State how many lines of the records contain the string "Кузнецк", and give no other information.

>> Begin Extracted records

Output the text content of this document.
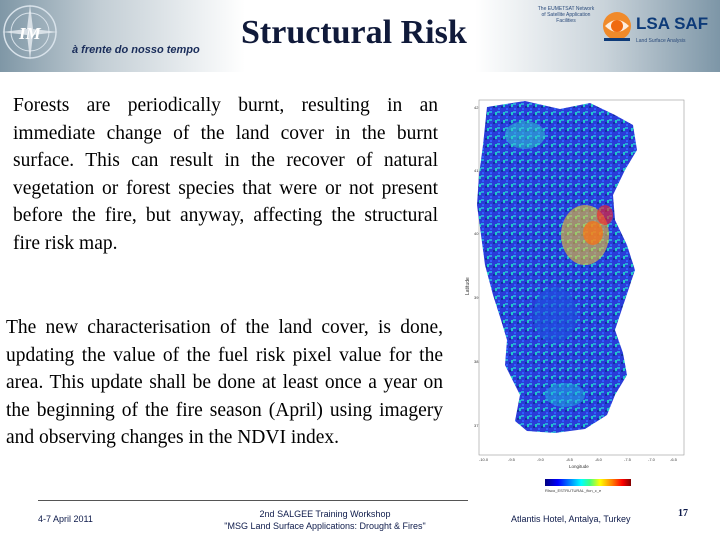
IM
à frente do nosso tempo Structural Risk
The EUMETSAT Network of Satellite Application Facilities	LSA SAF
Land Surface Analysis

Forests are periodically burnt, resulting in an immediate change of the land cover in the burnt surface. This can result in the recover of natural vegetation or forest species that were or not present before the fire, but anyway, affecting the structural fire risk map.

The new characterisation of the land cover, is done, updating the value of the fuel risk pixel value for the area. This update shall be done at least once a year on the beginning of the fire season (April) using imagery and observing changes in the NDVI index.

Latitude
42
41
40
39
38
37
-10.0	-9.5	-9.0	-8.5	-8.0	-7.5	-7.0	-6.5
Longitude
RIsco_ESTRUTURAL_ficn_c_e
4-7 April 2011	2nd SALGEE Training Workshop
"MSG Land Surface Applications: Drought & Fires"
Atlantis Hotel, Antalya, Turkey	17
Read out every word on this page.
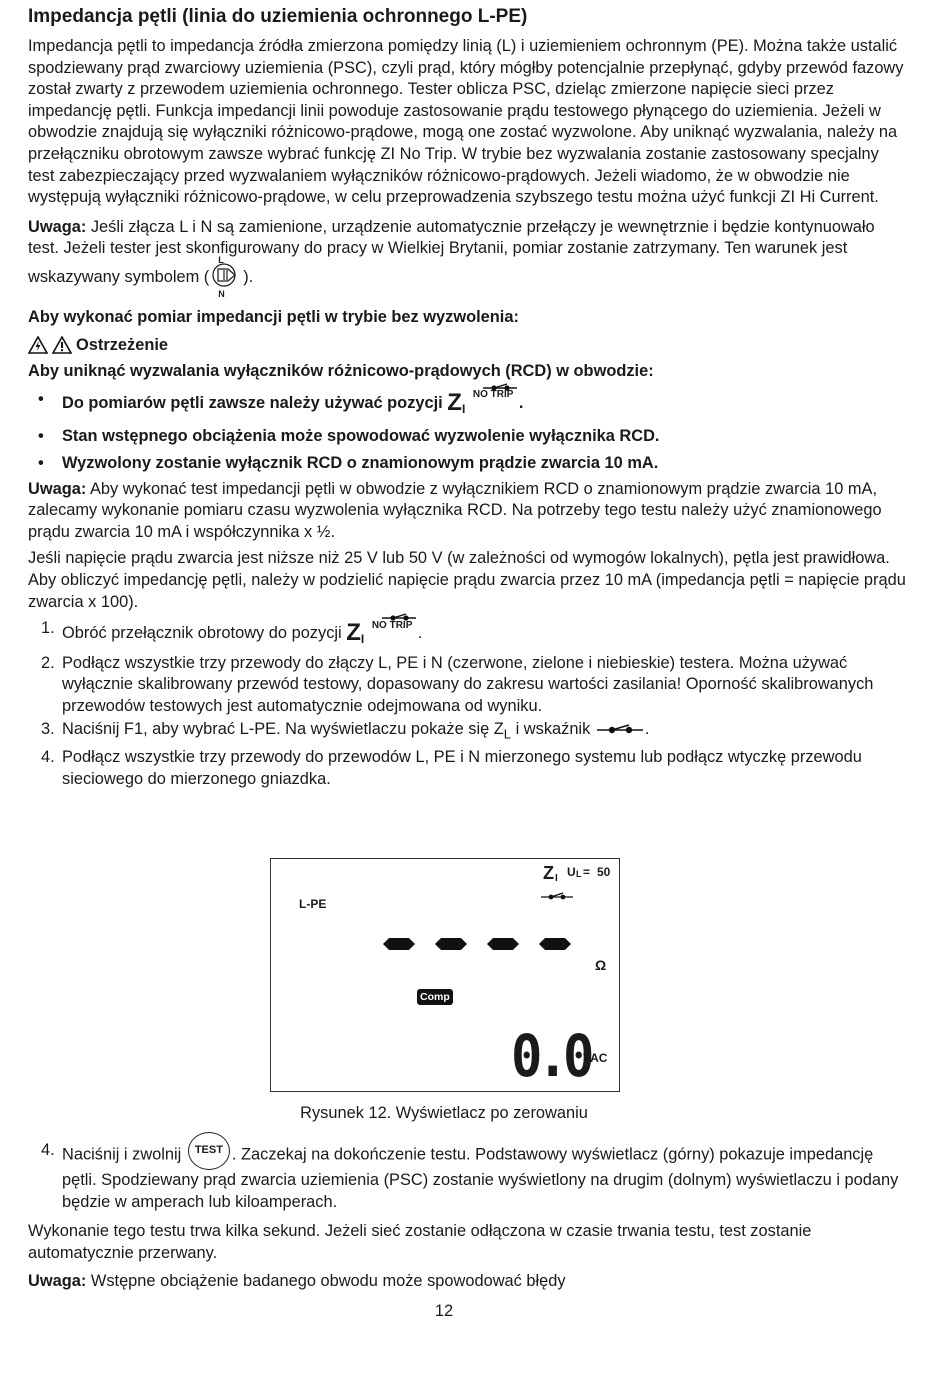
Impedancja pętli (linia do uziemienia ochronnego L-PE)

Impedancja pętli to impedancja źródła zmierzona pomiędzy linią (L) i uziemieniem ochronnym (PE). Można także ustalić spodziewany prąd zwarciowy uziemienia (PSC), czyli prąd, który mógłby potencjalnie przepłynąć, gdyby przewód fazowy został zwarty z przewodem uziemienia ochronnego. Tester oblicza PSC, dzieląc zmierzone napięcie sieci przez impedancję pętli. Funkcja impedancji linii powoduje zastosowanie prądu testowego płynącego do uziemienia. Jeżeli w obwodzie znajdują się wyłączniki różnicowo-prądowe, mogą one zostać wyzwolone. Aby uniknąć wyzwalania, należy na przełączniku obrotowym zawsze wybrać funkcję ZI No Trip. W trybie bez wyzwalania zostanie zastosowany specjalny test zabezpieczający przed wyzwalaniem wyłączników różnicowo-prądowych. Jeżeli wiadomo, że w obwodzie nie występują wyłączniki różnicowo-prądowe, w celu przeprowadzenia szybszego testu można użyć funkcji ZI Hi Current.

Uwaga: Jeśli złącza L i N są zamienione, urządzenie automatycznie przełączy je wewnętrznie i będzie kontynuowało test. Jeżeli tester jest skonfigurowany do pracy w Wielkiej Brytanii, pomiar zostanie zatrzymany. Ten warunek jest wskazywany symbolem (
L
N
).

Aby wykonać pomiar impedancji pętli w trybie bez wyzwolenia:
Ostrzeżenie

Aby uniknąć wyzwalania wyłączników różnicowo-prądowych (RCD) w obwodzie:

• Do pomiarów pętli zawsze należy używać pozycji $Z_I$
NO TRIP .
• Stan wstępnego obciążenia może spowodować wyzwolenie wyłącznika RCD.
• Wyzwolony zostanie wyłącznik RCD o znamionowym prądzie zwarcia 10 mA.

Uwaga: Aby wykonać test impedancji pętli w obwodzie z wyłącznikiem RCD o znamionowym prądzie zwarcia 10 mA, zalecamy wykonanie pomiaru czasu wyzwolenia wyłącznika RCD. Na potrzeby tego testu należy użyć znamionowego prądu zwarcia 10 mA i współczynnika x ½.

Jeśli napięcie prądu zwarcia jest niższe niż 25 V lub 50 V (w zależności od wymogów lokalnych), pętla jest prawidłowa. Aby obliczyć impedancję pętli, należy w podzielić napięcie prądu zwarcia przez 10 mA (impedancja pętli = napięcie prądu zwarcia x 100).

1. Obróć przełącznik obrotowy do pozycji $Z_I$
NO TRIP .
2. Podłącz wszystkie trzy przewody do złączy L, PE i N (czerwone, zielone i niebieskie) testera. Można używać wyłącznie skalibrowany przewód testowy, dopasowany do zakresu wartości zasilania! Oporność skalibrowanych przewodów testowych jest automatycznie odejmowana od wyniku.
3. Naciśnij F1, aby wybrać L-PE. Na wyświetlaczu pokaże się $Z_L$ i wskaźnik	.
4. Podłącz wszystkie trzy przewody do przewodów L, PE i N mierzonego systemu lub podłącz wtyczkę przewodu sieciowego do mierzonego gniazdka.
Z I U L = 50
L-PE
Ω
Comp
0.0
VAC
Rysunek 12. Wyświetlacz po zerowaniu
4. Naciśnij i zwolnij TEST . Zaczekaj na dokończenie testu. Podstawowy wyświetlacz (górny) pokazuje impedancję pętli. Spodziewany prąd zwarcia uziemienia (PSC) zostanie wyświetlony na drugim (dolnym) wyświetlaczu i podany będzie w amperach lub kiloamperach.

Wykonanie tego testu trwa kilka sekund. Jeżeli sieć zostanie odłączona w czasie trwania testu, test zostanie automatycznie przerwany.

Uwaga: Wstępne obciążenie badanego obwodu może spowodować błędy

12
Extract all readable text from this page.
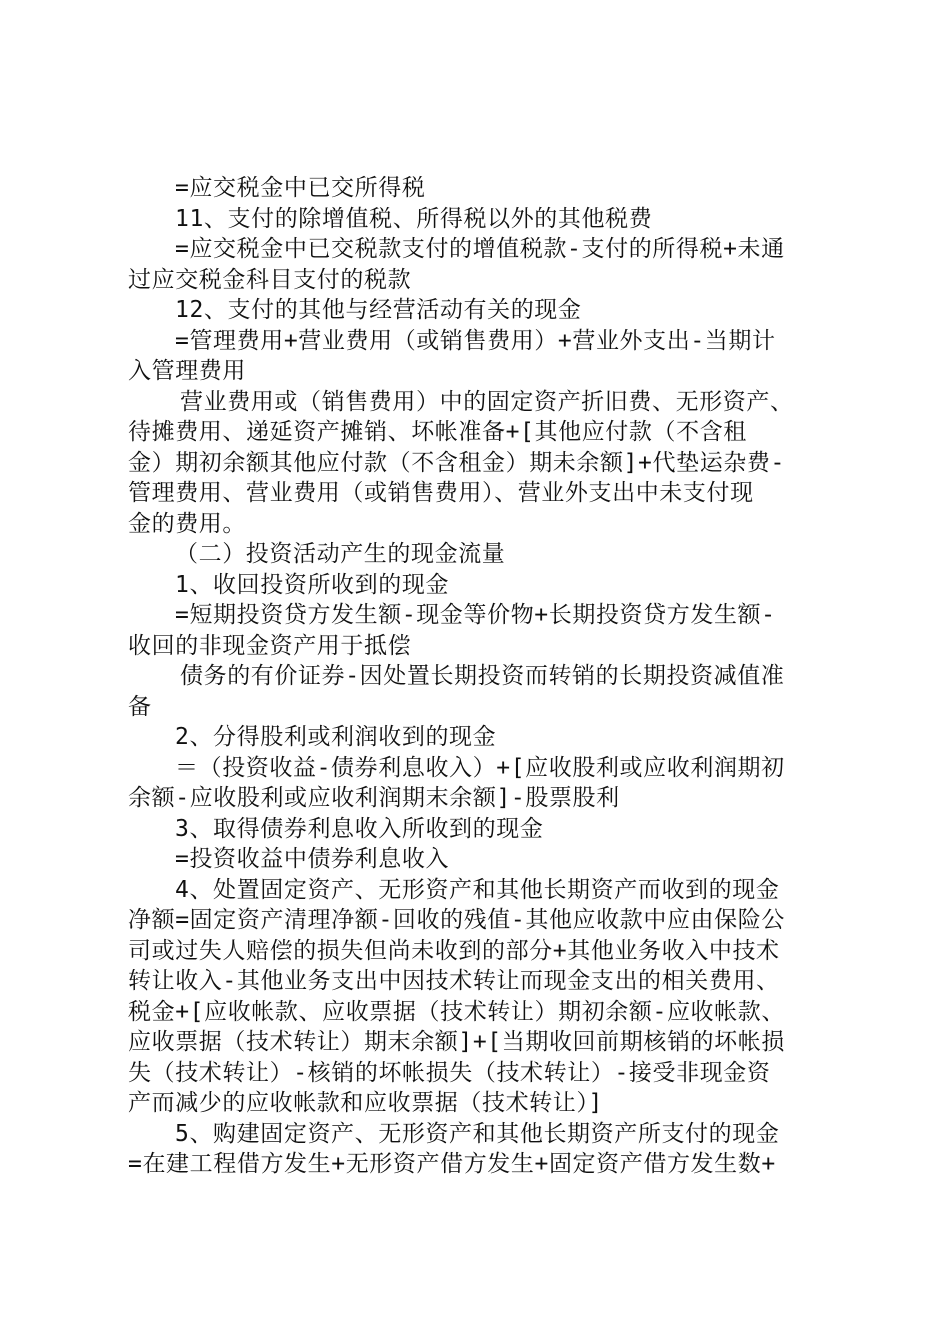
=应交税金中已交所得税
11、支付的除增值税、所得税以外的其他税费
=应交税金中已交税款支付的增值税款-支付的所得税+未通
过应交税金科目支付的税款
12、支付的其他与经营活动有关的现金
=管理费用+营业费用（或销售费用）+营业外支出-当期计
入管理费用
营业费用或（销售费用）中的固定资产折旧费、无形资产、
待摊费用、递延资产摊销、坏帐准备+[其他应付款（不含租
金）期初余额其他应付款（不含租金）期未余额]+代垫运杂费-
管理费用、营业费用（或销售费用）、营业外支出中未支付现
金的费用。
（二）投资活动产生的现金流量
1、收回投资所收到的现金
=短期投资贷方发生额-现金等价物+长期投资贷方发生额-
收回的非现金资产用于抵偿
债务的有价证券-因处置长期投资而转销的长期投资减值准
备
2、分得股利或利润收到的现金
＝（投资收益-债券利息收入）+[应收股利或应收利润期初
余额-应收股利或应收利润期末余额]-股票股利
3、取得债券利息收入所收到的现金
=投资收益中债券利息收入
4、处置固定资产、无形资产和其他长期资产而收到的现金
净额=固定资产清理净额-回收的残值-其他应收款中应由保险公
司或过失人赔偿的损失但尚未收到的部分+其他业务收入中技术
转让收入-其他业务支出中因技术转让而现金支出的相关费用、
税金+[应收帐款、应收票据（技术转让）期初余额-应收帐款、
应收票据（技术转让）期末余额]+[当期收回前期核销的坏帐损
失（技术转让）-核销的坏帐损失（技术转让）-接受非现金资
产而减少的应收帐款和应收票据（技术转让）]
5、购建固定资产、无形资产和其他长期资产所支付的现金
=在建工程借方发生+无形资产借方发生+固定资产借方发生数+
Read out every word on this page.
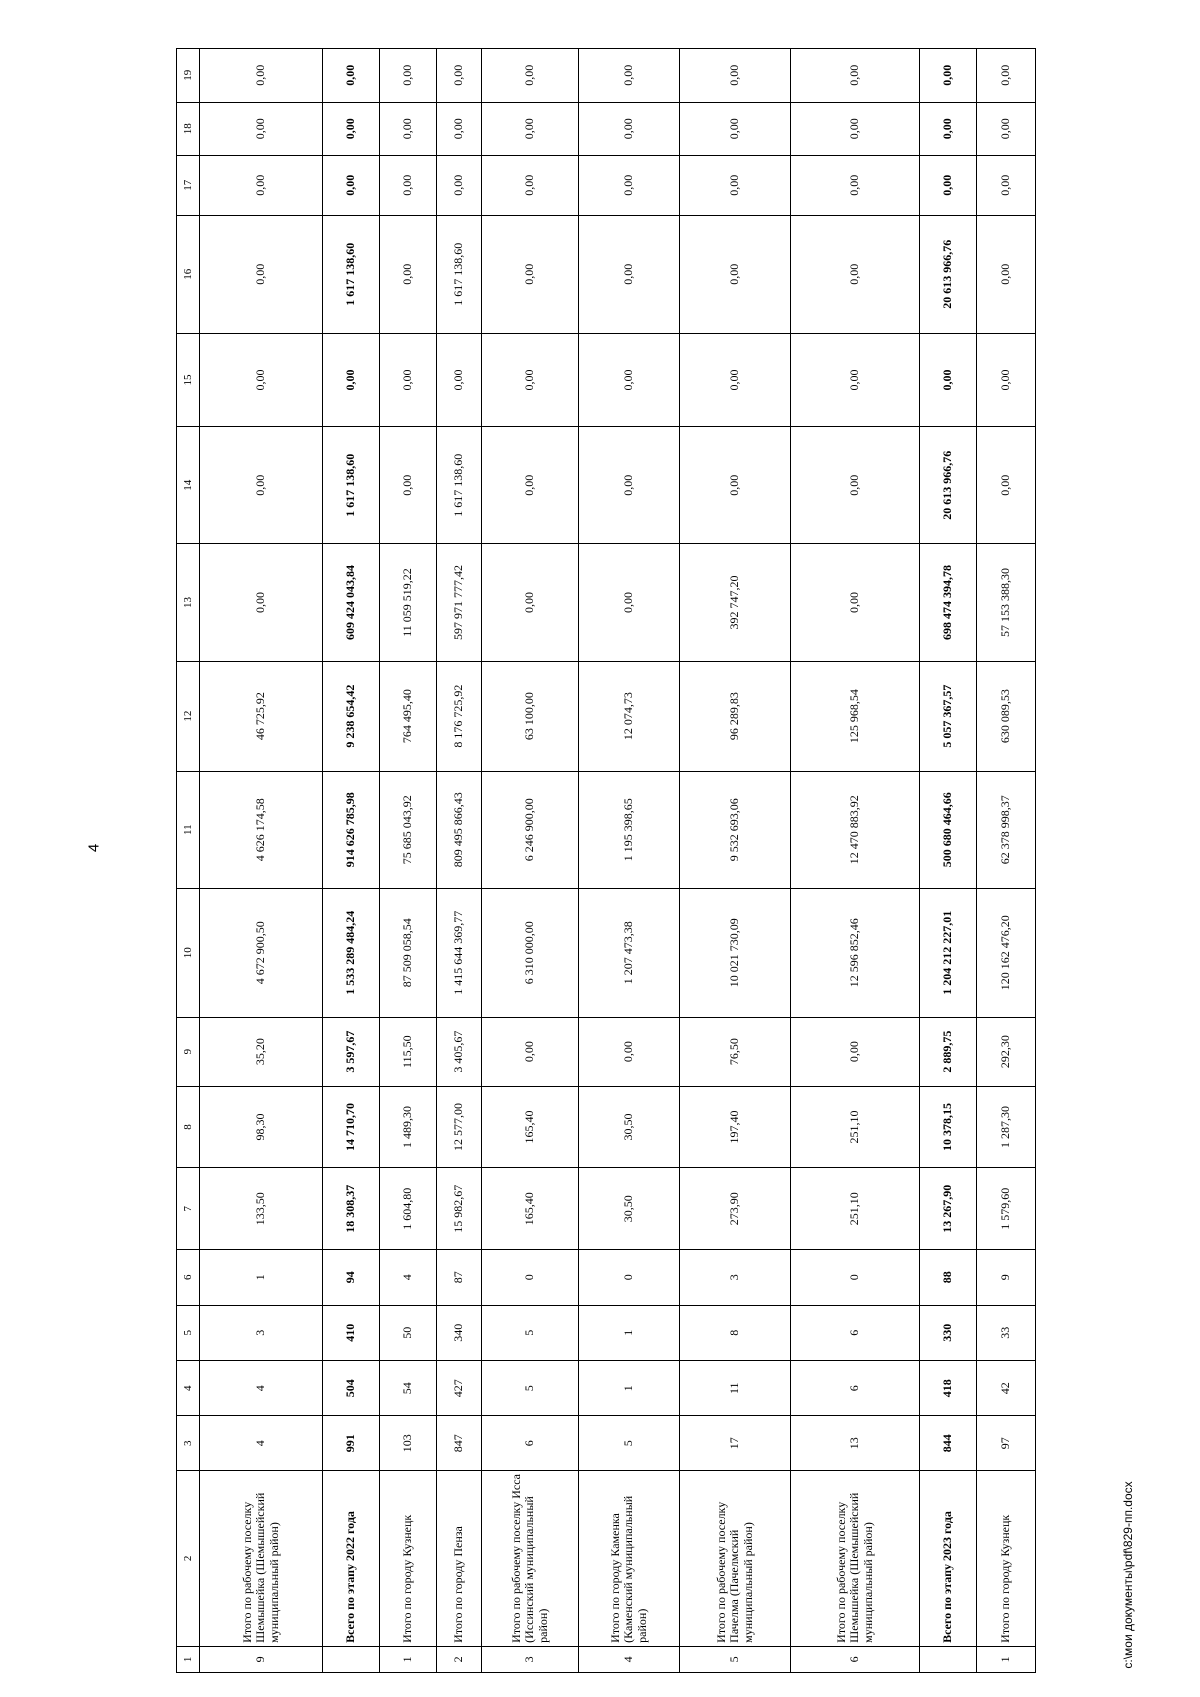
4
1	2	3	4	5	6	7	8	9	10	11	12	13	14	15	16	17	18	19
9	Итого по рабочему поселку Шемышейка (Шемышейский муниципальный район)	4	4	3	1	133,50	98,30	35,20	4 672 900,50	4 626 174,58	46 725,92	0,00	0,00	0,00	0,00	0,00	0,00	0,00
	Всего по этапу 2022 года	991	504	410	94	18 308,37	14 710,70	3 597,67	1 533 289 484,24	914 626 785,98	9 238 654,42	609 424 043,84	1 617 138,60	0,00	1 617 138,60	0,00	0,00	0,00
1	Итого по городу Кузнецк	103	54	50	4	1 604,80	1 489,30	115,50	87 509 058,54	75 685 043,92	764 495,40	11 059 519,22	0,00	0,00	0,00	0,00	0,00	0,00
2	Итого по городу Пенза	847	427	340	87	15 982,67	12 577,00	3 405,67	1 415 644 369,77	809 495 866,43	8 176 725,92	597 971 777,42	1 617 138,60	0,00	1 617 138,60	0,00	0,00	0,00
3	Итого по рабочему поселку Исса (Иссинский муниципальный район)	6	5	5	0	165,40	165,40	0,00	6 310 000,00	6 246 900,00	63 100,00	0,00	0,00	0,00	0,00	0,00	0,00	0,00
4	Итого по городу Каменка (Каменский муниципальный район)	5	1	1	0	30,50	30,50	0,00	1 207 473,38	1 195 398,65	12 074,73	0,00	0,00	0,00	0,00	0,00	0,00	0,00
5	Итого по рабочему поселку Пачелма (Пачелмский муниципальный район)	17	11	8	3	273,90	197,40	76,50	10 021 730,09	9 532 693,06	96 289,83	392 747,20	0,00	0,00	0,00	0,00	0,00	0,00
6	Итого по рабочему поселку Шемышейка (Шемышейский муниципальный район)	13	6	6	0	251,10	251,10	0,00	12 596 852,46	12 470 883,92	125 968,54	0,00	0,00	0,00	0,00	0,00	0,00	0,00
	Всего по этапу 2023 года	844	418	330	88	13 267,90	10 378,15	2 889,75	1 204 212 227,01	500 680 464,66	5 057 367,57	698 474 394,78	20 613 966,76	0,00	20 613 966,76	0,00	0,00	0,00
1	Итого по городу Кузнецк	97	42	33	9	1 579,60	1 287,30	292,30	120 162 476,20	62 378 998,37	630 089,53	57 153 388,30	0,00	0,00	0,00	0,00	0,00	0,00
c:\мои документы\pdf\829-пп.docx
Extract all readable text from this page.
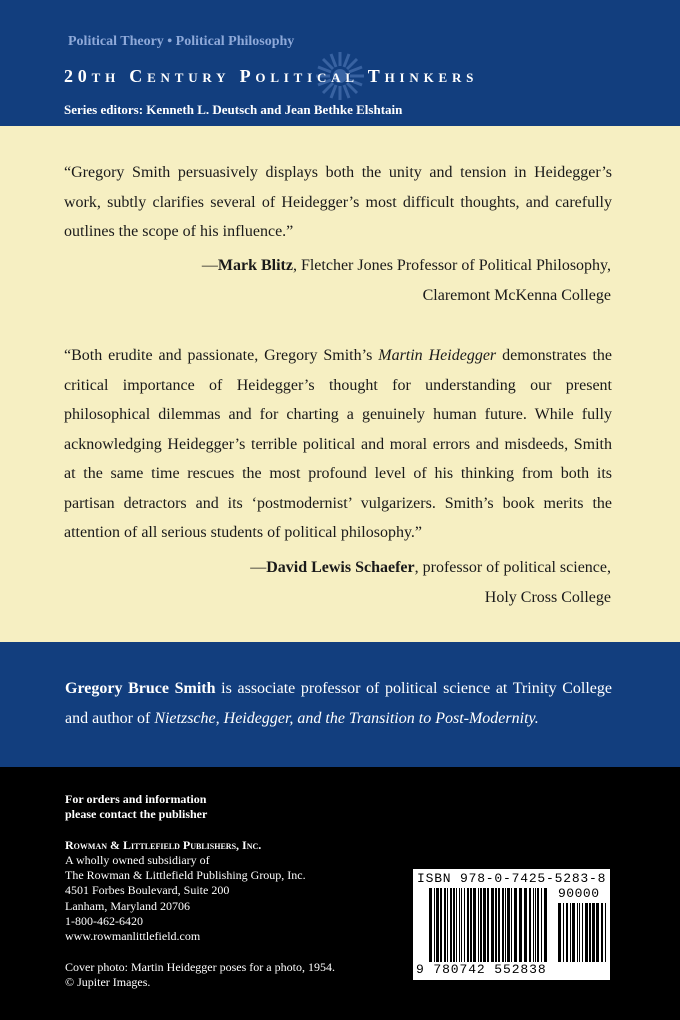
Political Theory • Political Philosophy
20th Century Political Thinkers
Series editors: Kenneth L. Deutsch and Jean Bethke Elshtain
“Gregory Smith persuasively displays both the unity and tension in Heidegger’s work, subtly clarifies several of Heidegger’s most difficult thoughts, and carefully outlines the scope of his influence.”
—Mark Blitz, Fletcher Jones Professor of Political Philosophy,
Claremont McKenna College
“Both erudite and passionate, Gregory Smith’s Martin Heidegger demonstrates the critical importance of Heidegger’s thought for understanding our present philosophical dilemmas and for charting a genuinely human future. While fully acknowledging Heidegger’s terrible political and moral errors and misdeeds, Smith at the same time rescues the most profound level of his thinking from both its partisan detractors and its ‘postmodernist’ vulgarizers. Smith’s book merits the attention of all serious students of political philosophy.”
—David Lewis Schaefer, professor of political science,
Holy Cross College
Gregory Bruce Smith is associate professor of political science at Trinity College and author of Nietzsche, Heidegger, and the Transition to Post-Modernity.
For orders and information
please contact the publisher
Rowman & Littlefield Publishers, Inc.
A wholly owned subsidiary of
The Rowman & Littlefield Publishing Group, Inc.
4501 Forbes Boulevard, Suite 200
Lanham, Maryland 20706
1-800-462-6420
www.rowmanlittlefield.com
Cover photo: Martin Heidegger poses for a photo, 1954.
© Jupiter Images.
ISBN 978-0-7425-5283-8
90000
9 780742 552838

>> End Extracted records

- [Expected output] 2